-- Stated task --
Return each line of the material verbatim.

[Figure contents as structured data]
****************
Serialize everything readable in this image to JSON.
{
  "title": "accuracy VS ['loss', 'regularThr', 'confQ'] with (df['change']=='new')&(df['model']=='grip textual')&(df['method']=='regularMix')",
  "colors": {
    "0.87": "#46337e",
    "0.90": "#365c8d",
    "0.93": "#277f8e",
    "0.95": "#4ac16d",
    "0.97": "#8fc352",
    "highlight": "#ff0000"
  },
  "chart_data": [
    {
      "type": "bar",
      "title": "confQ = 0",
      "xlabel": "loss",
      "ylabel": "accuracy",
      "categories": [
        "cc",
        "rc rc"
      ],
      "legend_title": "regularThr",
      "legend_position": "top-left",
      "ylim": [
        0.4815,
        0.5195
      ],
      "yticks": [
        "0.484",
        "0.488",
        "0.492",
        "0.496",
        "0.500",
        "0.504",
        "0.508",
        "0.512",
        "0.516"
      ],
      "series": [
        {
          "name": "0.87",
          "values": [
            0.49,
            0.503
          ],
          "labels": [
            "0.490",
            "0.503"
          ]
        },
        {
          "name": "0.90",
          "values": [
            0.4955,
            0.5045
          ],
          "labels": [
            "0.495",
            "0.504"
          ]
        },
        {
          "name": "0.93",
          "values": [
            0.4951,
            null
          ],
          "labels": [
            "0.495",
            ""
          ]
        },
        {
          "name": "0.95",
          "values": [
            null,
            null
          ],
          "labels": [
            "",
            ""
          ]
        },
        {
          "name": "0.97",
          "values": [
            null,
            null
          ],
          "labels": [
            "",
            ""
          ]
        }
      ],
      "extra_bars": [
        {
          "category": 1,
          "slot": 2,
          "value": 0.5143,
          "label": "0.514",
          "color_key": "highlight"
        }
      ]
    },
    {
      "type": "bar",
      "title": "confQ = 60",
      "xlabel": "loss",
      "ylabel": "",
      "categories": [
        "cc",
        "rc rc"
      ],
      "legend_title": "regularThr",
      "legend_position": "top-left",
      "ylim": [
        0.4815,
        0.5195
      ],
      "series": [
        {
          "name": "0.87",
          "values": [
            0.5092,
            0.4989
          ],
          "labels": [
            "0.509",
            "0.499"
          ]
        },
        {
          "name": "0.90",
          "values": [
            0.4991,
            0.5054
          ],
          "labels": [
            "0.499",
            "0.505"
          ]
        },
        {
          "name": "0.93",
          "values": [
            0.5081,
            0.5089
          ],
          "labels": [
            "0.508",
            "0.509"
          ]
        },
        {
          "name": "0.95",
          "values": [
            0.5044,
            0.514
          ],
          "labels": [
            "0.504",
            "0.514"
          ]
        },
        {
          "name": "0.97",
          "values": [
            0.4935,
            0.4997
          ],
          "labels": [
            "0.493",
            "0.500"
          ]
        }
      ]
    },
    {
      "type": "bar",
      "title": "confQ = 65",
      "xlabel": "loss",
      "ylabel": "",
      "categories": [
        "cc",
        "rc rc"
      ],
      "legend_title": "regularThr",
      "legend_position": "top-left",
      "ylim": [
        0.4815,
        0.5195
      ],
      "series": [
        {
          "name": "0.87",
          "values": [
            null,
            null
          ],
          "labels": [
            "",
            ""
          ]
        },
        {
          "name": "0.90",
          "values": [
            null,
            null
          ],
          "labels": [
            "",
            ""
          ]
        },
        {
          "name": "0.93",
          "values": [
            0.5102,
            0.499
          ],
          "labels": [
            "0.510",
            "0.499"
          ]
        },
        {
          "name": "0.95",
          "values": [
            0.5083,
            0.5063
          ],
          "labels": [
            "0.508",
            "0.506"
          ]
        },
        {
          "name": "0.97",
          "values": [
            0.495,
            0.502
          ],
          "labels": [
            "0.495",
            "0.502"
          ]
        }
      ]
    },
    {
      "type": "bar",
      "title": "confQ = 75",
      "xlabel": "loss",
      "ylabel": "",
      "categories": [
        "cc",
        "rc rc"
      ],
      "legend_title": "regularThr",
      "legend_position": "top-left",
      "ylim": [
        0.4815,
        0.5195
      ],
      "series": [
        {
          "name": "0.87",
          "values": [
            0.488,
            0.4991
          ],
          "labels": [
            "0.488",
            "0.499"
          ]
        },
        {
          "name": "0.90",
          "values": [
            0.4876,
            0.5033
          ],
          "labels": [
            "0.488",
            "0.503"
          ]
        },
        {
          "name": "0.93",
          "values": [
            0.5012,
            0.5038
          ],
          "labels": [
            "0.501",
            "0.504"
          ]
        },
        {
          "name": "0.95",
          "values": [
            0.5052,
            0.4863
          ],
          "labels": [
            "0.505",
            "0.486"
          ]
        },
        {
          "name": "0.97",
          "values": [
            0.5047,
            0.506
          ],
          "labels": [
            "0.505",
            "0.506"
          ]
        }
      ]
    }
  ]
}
****************
-- Written response --
Serialize everything readable in this image to JSON.
{
  "title": "accuracy VS ['loss', 'regularThr', 'confQ'] with (df['change']=='new')&(df['model']=='grip textual')&(df['method']=='regularMix')",
  "colors": {
    "0.87": "#46337e",
    "0.90": "#365c8d",
    "0.93": "#277f8e",
    "0.95": "#4ac16d",
    "0.97": "#8fc352",
    "highlight": "#ff0000"
  },
  "chart_data": [
    {
      "type": "bar",
      "title": "confQ = 0",
      "xlabel": "loss",
      "ylabel": "accuracy",
      "categories": [
        "cc",
        "rc rc"
      ],
      "legend_title": "regularThr",
      "legend_position": "top-left",
      "ylim": [
        0.4815,
        0.5195
      ],
      "yticks": [
        "0.484",
        "0.488",
        "0.492",
        "0.496",
        "0.500",
        "0.504",
        "0.508",
        "0.512",
        "0.516"
      ],
      "series": [
        {
          "name": "0.87",
          "values": [
            0.49,
            0.503
          ],
          "labels": [
            "0.490",
            "0.503"
          ]
        },
        {
          "name": "0.90",
          "values": [
            0.4955,
            0.5045
          ],
          "labels": [
            "0.495",
            "0.504"
          ]
        },
        {
          "name": "0.93",
          "values": [
            0.4951,
            null
          ],
          "labels": [
            "0.495",
            ""
          ]
        },
        {
          "name": "0.95",
          "values": [
            null,
            null
          ],
          "labels": [
            "",
            ""
          ]
        },
        {
          "name": "0.97",
          "values": [
            null,
            null
          ],
          "labels": [
            "",
            ""
          ]
        }
      ],
      "extra_bars": [
        {
          "category": 1,
          "slot": 2,
          "value": 0.5143,
          "label": "0.514",
          "color_key": "highlight"
        }
      ]
    },
    {
      "type": "bar",
      "title": "confQ = 60",
      "xlabel": "loss",
      "ylabel": "",
      "categories": [
        "cc",
        "rc rc"
      ],
      "legend_title": "regularThr",
      "legend_position": "top-left",
      "ylim": [
        0.4815,
        0.5195
      ],
      "series": [
        {
          "name": "0.87",
          "values": [
            0.5092,
            0.4989
          ],
          "labels": [
            "0.509",
            "0.499"
          ]
        },
        {
          "name": "0.90",
          "values": [
            0.4991,
            0.5054
          ],
          "labels": [
            "0.499",
            "0.505"
          ]
        },
        {
          "name": "0.93",
          "values": [
            0.5081,
            0.5089
          ],
          "labels": [
            "0.508",
            "0.509"
          ]
        },
        {
          "name": "0.95",
          "values": [
            0.5044,
            0.514
          ],
          "labels": [
            "0.504",
            "0.514"
          ]
        },
        {
          "name": "0.97",
          "values": [
            0.4935,
            0.4997
          ],
          "labels": [
            "0.493",
            "0.500"
          ]
        }
      ]
    },
    {
      "type": "bar",
      "title": "confQ = 65",
      "xlabel": "loss",
      "ylabel": "",
      "categories": [
        "cc",
        "rc rc"
      ],
      "legend_title": "regularThr",
      "legend_position": "top-left",
      "ylim": [
        0.4815,
        0.5195
      ],
      "series": [
        {
          "name": "0.87",
          "values": [
            null,
            null
          ],
          "labels": [
            "",
            ""
          ]
        },
        {
          "name": "0.90",
          "values": [
            null,
            null
          ],
          "labels": [
            "",
            ""
          ]
        },
        {
          "name": "0.93",
          "values": [
            0.5102,
            0.499
          ],
          "labels": [
            "0.510",
            "0.499"
          ]
        },
        {
          "name": "0.95",
          "values": [
            0.5083,
            0.5063
          ],
          "labels": [
            "0.508",
            "0.506"
          ]
        },
        {
          "name": "0.97",
          "values": [
            0.495,
            0.502
          ],
          "labels": [
            "0.495",
            "0.502"
          ]
        }
      ]
    },
    {
      "type": "bar",
      "title": "confQ = 75",
      "xlabel": "loss",
      "ylabel": "",
      "categories": [
        "cc",
        "rc rc"
      ],
      "legend_title": "regularThr",
      "legend_position": "top-left",
      "ylim": [
        0.4815,
        0.5195
      ],
      "series": [
        {
          "name": "0.87",
          "values": [
            0.488,
            0.4991
          ],
          "labels": [
            "0.488",
            "0.499"
          ]
        },
        {
          "name": "0.90",
          "values": [
            0.4876,
            0.5033
          ],
          "labels": [
            "0.488",
            "0.503"
          ]
        },
        {
          "name": "0.93",
          "values": [
            0.5012,
            0.5038
          ],
          "labels": [
            "0.501",
            "0.504"
          ]
        },
        {
          "name": "0.95",
          "values": [
            0.5052,
            0.4863
          ],
          "labels": [
            "0.505",
            "0.486"
          ]
        },
        {
          "name": "0.97",
          "values": [
            0.5047,
            0.506
          ],
          "labels": [
            "0.505",
            "0.506"
          ]
        }
      ]
    }
  ]
}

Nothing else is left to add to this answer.